# start of RECORDED DATA

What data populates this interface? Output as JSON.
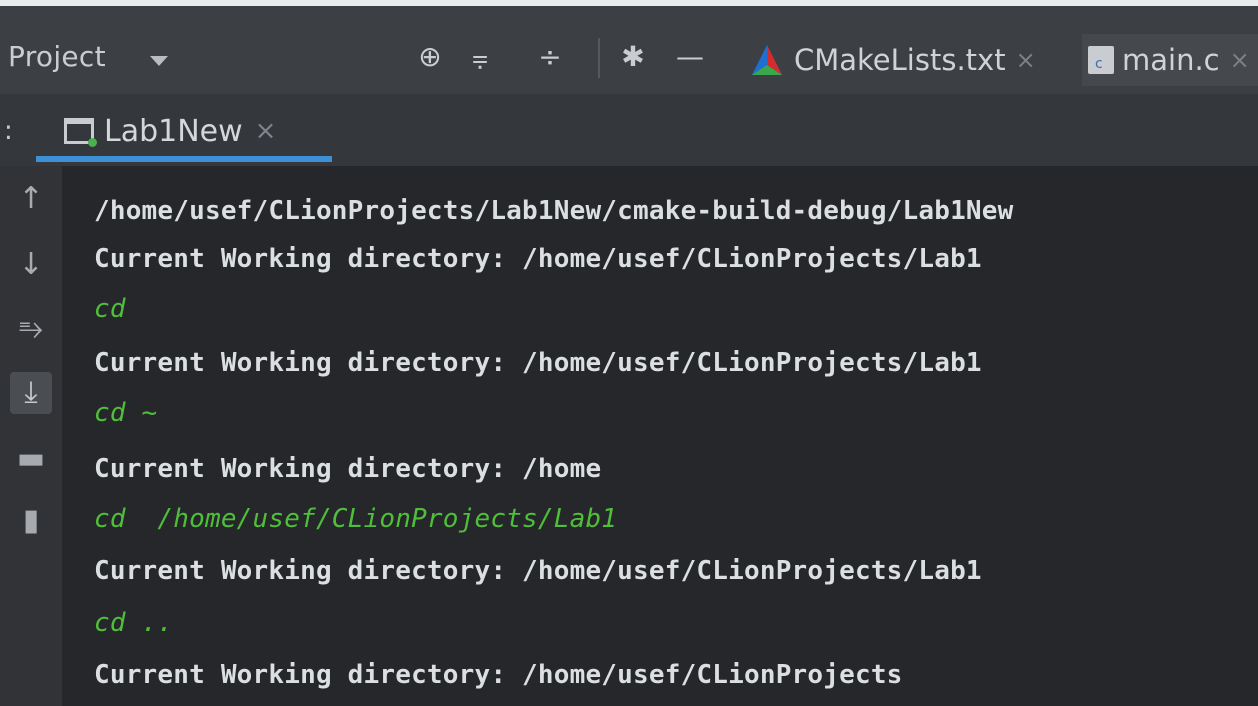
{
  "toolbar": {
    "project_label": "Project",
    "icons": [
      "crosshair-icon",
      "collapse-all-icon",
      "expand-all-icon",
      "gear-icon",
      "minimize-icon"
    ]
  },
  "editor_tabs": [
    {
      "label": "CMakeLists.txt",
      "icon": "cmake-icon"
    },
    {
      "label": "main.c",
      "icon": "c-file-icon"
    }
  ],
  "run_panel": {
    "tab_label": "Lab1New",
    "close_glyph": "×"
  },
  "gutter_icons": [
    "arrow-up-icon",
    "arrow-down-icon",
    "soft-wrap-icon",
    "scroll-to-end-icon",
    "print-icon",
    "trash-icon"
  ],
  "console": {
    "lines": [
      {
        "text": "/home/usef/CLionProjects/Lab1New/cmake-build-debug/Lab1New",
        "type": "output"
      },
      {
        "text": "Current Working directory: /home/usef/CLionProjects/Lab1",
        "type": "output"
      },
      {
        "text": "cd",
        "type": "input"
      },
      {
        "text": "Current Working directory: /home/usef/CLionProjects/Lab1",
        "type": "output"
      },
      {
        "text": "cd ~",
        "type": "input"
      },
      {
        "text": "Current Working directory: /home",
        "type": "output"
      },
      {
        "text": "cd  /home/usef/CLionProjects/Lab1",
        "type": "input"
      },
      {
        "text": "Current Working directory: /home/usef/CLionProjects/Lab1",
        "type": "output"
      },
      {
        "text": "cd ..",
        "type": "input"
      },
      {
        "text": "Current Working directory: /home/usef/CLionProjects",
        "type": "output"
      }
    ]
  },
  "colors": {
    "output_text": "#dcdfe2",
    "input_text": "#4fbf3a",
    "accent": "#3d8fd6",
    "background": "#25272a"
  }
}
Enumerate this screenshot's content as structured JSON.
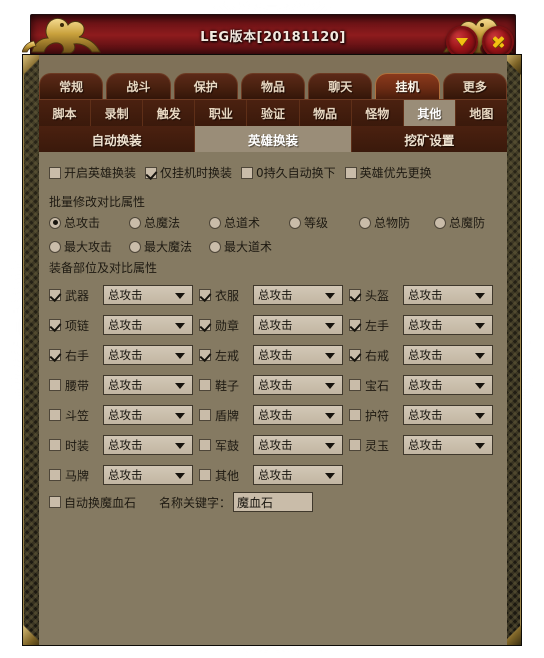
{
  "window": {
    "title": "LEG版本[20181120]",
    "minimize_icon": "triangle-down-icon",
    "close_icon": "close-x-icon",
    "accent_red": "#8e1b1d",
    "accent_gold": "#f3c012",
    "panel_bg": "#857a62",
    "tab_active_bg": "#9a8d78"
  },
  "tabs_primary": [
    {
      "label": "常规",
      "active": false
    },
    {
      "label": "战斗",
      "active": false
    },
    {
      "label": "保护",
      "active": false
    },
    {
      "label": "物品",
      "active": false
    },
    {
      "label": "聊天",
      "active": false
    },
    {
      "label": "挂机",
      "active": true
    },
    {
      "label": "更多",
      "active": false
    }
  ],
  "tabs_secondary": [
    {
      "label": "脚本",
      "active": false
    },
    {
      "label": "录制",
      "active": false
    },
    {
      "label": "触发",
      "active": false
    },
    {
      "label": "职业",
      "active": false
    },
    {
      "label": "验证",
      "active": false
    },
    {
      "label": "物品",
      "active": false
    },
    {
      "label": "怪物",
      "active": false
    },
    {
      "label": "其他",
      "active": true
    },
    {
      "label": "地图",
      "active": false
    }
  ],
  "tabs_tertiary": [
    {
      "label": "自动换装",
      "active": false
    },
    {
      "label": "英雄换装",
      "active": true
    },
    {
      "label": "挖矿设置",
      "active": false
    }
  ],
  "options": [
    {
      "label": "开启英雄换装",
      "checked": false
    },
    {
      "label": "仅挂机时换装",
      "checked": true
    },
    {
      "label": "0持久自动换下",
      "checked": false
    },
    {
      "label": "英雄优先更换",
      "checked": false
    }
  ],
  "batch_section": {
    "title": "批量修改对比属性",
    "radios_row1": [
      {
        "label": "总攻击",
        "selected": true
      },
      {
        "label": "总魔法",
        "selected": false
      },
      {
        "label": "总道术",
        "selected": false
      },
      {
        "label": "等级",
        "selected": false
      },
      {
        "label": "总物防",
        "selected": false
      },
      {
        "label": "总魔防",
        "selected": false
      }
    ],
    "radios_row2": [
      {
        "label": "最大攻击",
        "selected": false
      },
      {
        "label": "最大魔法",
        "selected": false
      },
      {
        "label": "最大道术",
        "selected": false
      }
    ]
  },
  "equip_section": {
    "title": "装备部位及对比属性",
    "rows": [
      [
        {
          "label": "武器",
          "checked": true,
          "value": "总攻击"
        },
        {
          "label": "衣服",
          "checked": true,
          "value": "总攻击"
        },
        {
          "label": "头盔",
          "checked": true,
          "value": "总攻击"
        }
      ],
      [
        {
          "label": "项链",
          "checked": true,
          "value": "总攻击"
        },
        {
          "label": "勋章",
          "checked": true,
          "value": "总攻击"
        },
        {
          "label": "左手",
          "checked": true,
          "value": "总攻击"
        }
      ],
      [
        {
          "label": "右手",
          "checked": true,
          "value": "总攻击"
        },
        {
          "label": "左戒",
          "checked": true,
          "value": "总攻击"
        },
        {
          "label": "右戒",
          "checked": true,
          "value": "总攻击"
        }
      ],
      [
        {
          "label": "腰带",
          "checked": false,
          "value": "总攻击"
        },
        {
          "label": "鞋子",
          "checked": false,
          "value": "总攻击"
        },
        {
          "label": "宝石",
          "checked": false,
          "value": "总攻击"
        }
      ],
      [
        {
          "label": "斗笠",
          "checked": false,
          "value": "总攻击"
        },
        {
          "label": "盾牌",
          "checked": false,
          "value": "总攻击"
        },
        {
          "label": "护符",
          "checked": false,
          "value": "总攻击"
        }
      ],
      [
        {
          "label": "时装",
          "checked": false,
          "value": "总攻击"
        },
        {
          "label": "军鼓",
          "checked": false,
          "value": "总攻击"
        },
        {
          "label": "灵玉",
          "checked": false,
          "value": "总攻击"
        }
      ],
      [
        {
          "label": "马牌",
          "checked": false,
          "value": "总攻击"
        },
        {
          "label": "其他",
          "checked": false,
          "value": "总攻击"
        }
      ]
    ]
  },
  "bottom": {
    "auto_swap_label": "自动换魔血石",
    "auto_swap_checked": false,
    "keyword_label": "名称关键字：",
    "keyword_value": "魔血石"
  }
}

# end of RECORDED DATA

_WORK INSTRUCTIONS_: Repeat each entry exactly. Pictures do not belong in the copy.

_EXERCISE ANSWER_:
What data populates this interface? Output as JSON.
{
  "toolbar": {
    "project_label": "Project",
    "icons": [
      "crosshair-icon",
      "collapse-all-icon",
      "expand-all-icon",
      "gear-icon",
      "minimize-icon"
    ]
  },
  "editor_tabs": [
    {
      "label": "CMakeLists.txt",
      "icon": "cmake-icon"
    },
    {
      "label": "main.c",
      "icon": "c-file-icon"
    }
  ],
  "run_panel": {
    "tab_label": "Lab1New",
    "close_glyph": "×"
  },
  "gutter_icons": [
    "arrow-up-icon",
    "arrow-down-icon",
    "soft-wrap-icon",
    "scroll-to-end-icon",
    "print-icon",
    "trash-icon"
  ],
  "console": {
    "lines": [
      {
        "text": "/home/usef/CLionProjects/Lab1New/cmake-build-debug/Lab1New",
        "type": "output"
      },
      {
        "text": "Current Working directory: /home/usef/CLionProjects/Lab1",
        "type": "output"
      },
      {
        "text": "cd",
        "type": "input"
      },
      {
        "text": "Current Working directory: /home/usef/CLionProjects/Lab1",
        "type": "output"
      },
      {
        "text": "cd ~",
        "type": "input"
      },
      {
        "text": "Current Working directory: /home",
        "type": "output"
      },
      {
        "text": "cd  /home/usef/CLionProjects/Lab1",
        "type": "input"
      },
      {
        "text": "Current Working directory: /home/usef/CLionProjects/Lab1",
        "type": "output"
      },
      {
        "text": "cd ..",
        "type": "input"
      },
      {
        "text": "Current Working directory: /home/usef/CLionProjects",
        "type": "output"
      }
    ]
  },
  "colors": {
    "output_text": "#dcdfe2",
    "input_text": "#4fbf3a",
    "accent": "#3d8fd6",
    "background": "#25272a"
  }
}
Enumerate this screenshot's content as structured JSON.
{
  "window": {
    "title": "LEG版本[20181120]",
    "minimize_icon": "triangle-down-icon",
    "close_icon": "close-x-icon",
    "accent_red": "#8e1b1d",
    "accent_gold": "#f3c012",
    "panel_bg": "#857a62",
    "tab_active_bg": "#9a8d78"
  },
  "tabs_primary": [
    {
      "label": "常规",
      "active": false
    },
    {
      "label": "战斗",
      "active": false
    },
    {
      "label": "保护",
      "active": false
    },
    {
      "label": "物品",
      "active": false
    },
    {
      "label": "聊天",
      "active": false
    },
    {
      "label": "挂机",
      "active": true
    },
    {
      "label": "更多",
      "active": false
    }
  ],
  "tabs_secondary": [
    {
      "label": "脚本",
      "active": false
    },
    {
      "label": "录制",
      "active": false
    },
    {
      "label": "触发",
      "active": false
    },
    {
      "label": "职业",
      "active": false
    },
    {
      "label": "验证",
      "active": false
    },
    {
      "label": "物品",
      "active": false
    },
    {
      "label": "怪物",
      "active": false
    },
    {
      "label": "其他",
      "active": true
    },
    {
      "label": "地图",
      "active": false
    }
  ],
  "tabs_tertiary": [
    {
      "label": "自动换装",
      "active": false
    },
    {
      "label": "英雄换装",
      "active": true
    },
    {
      "label": "挖矿设置",
      "active": false
    }
  ],
  "options": [
    {
      "label": "开启英雄换装",
      "checked": false
    },
    {
      "label": "仅挂机时换装",
      "checked": true
    },
    {
      "label": "0持久自动换下",
      "checked": false
    },
    {
      "label": "英雄优先更换",
      "checked": false
    }
  ],
  "batch_section": {
    "title": "批量修改对比属性",
    "radios_row1": [
      {
        "label": "总攻击",
        "selected": true
      },
      {
        "label": "总魔法",
        "selected": false
      },
      {
        "label": "总道术",
        "selected": false
      },
      {
        "label": "等级",
        "selected": false
      },
      {
        "label": "总物防",
        "selected": false
      },
      {
        "label": "总魔防",
        "selected": false
      }
    ],
    "radios_row2": [
      {
        "label": "最大攻击",
        "selected": false
      },
      {
        "label": "最大魔法",
        "selected": false
      },
      {
        "label": "最大道术",
        "selected": false
      }
    ]
  },
  "equip_section": {
    "title": "装备部位及对比属性",
    "rows": [
      [
        {
          "label": "武器",
          "checked": true,
          "value": "总攻击"
        },
        {
          "label": "衣服",
          "checked": true,
          "value": "总攻击"
        },
        {
          "label": "头盔",
          "checked": true,
          "value": "总攻击"
        }
      ],
      [
        {
          "label": "项链",
          "checked": true,
          "value": "总攻击"
        },
        {
          "label": "勋章",
          "checked": true,
          "value": "总攻击"
        },
        {
          "label": "左手",
          "checked": true,
          "value": "总攻击"
        }
      ],
      [
        {
          "label": "右手",
          "checked": true,
          "value": "总攻击"
        },
        {
          "label": "左戒",
          "checked": true,
          "value": "总攻击"
        },
        {
          "label": "右戒",
          "checked": true,
          "value": "总攻击"
        }
      ],
      [
        {
          "label": "腰带",
          "checked": false,
          "value": "总攻击"
        },
        {
          "label": "鞋子",
          "checked": false,
          "value": "总攻击"
        },
        {
          "label": "宝石",
          "checked": false,
          "value": "总攻击"
        }
      ],
      [
        {
          "label": "斗笠",
          "checked": false,
          "value": "总攻击"
        },
        {
          "label": "盾牌",
          "checked": false,
          "value": "总攻击"
        },
        {
          "label": "护符",
          "checked": false,
          "value": "总攻击"
        }
      ],
      [
        {
          "label": "时装",
          "checked": false,
          "value": "总攻击"
        },
        {
          "label": "军鼓",
          "checked": false,
          "value": "总攻击"
        },
        {
          "label": "灵玉",
          "checked": false,
          "value": "总攻击"
        }
      ],
      [
        {
          "label": "马牌",
          "checked": false,
          "value": "总攻击"
        },
        {
          "label": "其他",
          "checked": false,
          "value": "总攻击"
        }
      ]
    ]
  },
  "bottom": {
    "auto_swap_label": "自动换魔血石",
    "auto_swap_checked": false,
    "keyword_label": "名称关键字：",
    "keyword_value": "魔血石"
  }
}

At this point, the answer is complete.